WRITTEN REQUEST: Copy every line from the records below that holds the word "sloup".

RECORDS FOR THIS EXERCISE:
— BEGIN —
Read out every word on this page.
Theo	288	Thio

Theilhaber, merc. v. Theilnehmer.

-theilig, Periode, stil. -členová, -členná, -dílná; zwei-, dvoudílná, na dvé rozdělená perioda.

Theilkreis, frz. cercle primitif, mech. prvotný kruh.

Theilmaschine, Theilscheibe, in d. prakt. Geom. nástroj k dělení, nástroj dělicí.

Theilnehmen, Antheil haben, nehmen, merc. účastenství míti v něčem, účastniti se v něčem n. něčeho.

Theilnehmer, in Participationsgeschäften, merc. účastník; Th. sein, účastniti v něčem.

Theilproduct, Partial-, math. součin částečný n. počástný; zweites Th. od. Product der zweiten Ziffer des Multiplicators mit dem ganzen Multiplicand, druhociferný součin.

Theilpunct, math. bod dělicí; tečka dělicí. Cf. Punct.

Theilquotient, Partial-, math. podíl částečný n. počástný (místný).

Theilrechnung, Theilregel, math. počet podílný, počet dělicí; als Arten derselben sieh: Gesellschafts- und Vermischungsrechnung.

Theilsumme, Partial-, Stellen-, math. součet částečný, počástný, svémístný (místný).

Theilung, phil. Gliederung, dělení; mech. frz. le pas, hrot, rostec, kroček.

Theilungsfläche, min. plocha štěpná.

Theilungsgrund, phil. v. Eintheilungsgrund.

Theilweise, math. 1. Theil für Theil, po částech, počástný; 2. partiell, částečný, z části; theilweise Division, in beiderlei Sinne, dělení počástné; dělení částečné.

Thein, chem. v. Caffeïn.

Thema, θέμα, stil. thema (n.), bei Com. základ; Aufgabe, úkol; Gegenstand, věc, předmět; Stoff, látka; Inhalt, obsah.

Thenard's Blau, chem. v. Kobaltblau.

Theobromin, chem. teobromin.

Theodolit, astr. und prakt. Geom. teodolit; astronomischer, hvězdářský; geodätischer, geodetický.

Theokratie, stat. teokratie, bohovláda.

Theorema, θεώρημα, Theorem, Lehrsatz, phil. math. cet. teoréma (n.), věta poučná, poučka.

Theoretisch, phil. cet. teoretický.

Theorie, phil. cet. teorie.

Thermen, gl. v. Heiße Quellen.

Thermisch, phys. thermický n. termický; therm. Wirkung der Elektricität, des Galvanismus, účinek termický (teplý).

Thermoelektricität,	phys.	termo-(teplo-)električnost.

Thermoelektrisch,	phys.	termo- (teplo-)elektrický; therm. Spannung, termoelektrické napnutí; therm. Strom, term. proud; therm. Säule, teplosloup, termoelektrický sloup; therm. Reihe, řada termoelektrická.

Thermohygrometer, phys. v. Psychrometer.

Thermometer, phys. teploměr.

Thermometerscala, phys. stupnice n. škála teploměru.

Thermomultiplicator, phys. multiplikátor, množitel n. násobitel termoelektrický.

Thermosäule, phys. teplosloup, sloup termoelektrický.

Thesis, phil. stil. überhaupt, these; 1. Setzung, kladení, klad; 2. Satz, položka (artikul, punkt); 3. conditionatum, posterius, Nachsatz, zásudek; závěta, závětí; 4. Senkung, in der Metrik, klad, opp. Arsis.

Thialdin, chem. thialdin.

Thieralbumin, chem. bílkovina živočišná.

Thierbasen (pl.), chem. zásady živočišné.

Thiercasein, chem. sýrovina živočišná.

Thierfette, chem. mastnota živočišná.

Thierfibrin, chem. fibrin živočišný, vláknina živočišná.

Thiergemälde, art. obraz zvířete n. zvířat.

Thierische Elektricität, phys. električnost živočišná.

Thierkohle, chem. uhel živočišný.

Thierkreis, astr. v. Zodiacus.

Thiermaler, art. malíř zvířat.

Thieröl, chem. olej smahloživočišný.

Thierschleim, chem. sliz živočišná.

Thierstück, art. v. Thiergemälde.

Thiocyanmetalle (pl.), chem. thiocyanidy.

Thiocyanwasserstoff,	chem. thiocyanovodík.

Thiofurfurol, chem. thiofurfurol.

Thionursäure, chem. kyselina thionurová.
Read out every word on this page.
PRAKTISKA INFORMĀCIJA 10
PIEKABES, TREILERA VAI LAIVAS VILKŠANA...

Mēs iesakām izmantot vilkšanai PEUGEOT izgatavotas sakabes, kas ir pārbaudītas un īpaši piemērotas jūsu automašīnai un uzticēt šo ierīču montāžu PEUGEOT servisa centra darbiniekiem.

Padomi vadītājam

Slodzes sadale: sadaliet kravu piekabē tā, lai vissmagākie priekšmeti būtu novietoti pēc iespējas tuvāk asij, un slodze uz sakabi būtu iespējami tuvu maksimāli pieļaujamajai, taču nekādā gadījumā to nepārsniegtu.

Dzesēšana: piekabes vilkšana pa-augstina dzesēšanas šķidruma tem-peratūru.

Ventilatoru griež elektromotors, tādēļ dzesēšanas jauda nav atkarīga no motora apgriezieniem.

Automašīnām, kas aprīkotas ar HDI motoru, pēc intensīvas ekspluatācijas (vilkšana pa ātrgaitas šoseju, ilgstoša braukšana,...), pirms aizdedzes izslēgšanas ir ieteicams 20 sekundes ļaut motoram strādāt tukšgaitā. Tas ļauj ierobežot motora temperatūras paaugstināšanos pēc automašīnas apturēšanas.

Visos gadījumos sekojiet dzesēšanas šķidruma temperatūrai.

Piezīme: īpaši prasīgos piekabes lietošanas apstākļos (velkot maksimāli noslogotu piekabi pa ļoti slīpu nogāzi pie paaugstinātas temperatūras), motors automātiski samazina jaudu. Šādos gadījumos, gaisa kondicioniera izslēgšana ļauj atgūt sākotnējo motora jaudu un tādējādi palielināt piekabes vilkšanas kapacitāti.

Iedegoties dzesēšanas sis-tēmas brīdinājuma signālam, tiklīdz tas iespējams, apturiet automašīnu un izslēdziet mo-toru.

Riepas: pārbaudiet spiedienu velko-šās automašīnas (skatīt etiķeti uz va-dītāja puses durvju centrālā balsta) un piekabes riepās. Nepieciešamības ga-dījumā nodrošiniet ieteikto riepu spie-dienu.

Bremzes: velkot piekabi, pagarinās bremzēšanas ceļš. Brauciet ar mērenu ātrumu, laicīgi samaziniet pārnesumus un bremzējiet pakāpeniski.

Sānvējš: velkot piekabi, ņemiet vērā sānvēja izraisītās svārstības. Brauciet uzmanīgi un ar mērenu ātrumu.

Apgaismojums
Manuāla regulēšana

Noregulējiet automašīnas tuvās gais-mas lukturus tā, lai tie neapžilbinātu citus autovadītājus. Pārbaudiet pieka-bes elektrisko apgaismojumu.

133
— END —
SOLUTION TO THE EXERCISE:
Thermoelektrisch,	phys.	termo- (teplo-)elektrický; therm. Spannung, termoelektrické napnutí; therm. Strom, term. proud; therm. Säule, teplosloup, termoelektrický sloup; therm. Reihe, řada termoelektrická.
Thermosäule, phys. teplosloup, sloup termoelektrický.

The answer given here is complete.